▸ **REQUIREMENT**
List every line in this data where the string "gewiß" occurs.

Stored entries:

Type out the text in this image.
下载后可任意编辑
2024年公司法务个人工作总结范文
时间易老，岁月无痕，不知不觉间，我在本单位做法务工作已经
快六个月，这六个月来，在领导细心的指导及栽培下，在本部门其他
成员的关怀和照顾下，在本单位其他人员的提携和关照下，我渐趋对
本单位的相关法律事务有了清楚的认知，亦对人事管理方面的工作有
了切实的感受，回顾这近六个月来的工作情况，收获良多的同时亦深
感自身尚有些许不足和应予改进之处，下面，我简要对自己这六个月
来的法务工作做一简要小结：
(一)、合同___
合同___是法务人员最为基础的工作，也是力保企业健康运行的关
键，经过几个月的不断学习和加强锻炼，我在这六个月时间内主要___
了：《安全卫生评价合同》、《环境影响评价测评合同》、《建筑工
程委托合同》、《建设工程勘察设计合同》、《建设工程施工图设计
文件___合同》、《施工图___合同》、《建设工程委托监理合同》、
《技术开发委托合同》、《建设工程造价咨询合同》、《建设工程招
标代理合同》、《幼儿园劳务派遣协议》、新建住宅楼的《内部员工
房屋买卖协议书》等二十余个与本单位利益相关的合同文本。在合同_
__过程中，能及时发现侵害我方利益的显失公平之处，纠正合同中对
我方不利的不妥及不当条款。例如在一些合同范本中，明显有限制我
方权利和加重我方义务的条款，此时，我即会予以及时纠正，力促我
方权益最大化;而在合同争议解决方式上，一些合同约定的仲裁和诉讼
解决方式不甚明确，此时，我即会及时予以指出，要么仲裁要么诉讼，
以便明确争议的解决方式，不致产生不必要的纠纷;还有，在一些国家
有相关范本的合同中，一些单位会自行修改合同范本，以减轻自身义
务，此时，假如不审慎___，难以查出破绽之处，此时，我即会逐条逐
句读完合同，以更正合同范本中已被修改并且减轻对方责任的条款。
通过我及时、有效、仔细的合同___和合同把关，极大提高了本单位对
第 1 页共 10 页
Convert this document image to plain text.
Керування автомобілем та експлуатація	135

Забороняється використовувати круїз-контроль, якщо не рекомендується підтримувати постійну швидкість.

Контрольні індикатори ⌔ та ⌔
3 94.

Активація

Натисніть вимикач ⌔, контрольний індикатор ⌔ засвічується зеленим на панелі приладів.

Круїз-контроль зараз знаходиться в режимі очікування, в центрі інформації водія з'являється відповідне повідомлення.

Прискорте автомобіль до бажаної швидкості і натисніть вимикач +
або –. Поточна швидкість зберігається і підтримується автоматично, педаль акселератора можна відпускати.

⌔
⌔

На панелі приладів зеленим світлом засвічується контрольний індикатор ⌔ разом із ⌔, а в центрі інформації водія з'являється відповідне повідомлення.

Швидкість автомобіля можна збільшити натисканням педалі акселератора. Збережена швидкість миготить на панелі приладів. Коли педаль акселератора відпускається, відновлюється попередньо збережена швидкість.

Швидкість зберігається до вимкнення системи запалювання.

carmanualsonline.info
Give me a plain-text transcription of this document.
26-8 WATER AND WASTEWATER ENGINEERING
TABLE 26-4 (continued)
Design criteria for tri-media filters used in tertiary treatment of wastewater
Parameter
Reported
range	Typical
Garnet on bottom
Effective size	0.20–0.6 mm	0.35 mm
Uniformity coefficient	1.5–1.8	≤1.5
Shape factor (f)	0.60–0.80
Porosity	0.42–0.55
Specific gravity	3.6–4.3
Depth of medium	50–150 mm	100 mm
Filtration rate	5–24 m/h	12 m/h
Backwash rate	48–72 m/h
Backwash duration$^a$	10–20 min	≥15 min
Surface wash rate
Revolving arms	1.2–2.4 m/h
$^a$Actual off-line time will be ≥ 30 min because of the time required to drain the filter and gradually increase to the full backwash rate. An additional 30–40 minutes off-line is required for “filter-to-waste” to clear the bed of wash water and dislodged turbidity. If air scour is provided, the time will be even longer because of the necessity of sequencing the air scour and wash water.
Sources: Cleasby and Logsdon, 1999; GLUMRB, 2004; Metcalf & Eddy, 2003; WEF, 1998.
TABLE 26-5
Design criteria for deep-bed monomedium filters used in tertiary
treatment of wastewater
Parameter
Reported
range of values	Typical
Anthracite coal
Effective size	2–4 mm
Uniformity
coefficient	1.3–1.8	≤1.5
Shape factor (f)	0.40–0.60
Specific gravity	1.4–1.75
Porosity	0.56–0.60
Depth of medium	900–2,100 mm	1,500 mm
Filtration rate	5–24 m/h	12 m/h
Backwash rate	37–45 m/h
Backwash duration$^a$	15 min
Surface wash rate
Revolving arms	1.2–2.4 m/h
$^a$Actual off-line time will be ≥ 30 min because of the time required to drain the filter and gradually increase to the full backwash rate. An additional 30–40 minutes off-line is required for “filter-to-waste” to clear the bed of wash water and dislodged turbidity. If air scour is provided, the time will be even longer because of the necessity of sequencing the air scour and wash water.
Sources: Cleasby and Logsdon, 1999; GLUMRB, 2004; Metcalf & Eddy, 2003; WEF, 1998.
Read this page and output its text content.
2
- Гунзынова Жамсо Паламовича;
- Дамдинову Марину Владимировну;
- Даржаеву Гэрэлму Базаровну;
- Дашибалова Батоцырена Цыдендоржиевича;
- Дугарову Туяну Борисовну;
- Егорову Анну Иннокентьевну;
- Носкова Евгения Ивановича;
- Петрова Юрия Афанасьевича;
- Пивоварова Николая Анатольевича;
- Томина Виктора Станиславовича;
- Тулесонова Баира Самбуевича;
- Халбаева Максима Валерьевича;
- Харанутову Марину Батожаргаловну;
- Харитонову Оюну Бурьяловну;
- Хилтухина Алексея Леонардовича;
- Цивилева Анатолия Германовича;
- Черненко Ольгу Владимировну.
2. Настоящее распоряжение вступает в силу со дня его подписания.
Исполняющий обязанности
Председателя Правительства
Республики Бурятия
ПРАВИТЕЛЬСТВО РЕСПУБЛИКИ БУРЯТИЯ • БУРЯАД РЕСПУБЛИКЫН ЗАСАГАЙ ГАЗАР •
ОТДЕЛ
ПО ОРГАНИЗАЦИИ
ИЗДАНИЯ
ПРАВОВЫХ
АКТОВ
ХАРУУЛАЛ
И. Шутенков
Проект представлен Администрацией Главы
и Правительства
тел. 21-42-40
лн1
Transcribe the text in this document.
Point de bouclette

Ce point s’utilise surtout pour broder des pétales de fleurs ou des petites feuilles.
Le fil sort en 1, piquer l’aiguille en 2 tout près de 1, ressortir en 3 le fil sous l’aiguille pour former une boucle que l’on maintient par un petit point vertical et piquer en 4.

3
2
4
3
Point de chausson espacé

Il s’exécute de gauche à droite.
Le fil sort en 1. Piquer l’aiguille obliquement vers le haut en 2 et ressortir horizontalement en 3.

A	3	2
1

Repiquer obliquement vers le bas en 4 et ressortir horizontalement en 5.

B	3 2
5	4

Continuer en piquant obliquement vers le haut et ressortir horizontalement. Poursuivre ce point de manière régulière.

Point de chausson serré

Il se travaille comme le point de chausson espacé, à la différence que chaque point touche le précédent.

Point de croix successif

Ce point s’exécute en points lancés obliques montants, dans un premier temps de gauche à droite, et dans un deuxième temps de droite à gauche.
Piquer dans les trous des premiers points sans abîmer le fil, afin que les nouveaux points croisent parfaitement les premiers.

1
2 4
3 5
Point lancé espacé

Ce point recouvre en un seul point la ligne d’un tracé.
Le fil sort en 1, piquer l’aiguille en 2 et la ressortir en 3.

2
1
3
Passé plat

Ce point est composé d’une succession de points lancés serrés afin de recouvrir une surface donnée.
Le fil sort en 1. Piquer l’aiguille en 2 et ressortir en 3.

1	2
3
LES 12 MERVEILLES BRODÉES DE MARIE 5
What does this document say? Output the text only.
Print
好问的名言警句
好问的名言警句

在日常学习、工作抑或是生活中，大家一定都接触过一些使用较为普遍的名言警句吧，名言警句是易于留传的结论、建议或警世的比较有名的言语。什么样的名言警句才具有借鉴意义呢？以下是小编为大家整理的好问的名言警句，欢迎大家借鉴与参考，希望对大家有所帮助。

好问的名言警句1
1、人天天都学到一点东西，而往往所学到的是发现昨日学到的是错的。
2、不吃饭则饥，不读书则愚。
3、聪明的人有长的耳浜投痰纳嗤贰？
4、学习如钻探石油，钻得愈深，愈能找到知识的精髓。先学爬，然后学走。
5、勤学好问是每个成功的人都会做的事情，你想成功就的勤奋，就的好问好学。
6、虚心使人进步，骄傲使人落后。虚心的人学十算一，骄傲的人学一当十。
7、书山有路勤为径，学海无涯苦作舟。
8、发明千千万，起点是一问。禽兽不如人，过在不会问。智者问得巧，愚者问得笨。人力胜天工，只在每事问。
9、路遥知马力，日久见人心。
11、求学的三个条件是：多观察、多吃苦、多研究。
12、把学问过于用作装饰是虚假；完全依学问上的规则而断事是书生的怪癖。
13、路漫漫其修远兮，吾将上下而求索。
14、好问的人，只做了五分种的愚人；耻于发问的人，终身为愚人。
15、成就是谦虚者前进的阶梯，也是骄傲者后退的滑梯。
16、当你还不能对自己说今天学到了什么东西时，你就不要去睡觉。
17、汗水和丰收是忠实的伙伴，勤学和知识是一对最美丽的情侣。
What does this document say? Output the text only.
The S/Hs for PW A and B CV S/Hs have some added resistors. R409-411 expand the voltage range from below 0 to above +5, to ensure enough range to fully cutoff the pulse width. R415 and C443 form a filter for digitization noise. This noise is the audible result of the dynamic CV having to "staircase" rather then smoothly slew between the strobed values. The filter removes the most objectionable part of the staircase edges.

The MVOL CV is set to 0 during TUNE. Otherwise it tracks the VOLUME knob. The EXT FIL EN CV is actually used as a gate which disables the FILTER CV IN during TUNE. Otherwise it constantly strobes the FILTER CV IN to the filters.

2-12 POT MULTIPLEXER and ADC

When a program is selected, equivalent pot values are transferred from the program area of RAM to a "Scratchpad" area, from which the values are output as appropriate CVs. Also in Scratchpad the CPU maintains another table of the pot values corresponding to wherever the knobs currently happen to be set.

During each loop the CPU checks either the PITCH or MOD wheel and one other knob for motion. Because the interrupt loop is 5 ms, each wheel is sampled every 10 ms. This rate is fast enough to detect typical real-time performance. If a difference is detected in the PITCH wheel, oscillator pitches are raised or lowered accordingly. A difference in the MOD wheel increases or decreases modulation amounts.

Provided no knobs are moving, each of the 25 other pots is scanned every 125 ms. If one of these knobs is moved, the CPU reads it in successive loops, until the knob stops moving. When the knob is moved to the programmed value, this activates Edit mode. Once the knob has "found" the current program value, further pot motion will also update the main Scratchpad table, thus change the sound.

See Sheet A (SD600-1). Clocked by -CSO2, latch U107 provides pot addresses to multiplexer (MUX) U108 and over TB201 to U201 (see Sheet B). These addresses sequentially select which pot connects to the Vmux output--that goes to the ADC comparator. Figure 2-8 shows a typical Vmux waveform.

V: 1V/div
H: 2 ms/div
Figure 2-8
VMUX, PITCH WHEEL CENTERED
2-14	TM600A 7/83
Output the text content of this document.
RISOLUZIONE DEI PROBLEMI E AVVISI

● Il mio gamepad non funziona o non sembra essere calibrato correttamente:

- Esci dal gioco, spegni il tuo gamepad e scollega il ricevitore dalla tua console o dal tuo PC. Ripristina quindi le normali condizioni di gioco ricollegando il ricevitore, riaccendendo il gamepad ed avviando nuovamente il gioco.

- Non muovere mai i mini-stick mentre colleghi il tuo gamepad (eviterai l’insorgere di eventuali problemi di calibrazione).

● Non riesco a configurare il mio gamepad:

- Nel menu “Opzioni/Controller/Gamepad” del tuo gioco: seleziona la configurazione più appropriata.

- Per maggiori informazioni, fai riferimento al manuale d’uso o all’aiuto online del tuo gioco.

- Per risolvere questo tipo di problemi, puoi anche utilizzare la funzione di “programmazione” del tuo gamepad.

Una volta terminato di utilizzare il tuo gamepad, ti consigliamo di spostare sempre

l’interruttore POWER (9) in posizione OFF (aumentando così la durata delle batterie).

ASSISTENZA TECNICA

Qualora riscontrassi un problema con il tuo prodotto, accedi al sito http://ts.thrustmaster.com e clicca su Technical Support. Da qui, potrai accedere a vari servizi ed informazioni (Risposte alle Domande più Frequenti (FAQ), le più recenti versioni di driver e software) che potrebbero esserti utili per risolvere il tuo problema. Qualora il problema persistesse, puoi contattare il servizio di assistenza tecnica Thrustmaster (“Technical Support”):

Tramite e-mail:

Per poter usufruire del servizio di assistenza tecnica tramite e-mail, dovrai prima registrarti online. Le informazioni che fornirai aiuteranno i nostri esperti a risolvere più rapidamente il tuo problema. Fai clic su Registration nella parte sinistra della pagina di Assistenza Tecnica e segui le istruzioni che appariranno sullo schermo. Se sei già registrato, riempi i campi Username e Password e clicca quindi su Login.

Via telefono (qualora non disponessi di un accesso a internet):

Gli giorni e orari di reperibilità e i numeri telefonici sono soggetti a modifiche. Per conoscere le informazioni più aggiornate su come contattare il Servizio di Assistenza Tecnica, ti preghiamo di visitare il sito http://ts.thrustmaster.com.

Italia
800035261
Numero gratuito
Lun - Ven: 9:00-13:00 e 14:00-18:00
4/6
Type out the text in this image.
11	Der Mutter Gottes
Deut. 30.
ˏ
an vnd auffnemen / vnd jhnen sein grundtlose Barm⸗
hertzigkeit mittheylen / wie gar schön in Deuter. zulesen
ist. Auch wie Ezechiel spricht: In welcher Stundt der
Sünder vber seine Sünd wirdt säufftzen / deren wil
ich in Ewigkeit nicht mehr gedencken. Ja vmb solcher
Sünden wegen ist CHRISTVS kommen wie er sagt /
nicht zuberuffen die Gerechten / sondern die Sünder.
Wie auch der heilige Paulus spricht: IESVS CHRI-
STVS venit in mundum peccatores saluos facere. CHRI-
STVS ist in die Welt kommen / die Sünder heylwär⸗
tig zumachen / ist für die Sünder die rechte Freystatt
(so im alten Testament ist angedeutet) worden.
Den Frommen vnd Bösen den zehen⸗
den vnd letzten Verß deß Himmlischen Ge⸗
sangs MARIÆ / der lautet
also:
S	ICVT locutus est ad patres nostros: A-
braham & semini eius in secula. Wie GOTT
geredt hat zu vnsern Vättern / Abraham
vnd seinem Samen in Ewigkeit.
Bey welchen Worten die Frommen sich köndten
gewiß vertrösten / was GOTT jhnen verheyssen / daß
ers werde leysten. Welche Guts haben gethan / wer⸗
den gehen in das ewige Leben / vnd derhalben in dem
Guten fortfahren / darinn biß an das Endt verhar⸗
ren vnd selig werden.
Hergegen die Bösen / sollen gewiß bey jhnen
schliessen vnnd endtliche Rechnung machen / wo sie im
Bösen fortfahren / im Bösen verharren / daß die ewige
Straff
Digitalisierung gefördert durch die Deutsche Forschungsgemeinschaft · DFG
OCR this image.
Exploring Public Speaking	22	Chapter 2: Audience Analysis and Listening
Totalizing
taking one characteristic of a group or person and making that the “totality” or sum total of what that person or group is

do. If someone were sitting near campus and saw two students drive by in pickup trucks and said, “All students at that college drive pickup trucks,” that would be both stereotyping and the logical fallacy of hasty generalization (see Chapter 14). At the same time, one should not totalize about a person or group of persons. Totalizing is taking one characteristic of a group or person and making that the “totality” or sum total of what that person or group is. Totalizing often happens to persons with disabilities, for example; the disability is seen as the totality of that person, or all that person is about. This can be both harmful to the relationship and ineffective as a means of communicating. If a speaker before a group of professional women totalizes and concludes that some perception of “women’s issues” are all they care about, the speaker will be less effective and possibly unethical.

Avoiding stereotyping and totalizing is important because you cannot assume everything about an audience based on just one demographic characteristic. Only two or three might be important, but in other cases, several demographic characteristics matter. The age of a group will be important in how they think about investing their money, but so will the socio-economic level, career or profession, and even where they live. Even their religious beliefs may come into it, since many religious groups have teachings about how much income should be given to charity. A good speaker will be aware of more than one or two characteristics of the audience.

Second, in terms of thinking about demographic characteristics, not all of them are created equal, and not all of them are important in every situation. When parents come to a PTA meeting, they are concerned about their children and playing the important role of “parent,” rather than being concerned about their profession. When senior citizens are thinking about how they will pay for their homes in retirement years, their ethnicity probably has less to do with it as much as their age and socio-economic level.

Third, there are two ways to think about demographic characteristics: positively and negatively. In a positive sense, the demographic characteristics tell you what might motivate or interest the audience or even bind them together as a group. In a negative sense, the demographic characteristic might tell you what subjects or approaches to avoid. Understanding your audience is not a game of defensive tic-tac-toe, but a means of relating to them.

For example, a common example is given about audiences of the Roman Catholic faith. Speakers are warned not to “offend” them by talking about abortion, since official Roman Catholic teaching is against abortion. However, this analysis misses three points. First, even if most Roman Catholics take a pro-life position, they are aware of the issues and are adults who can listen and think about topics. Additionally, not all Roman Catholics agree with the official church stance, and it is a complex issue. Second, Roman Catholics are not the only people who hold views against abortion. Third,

▸ **FINISHED TASK**
gewiß vertrösten / was GOTT jhnen verheyssen / daß
Hergegen die Bösen / sollen gewiß bey jhnen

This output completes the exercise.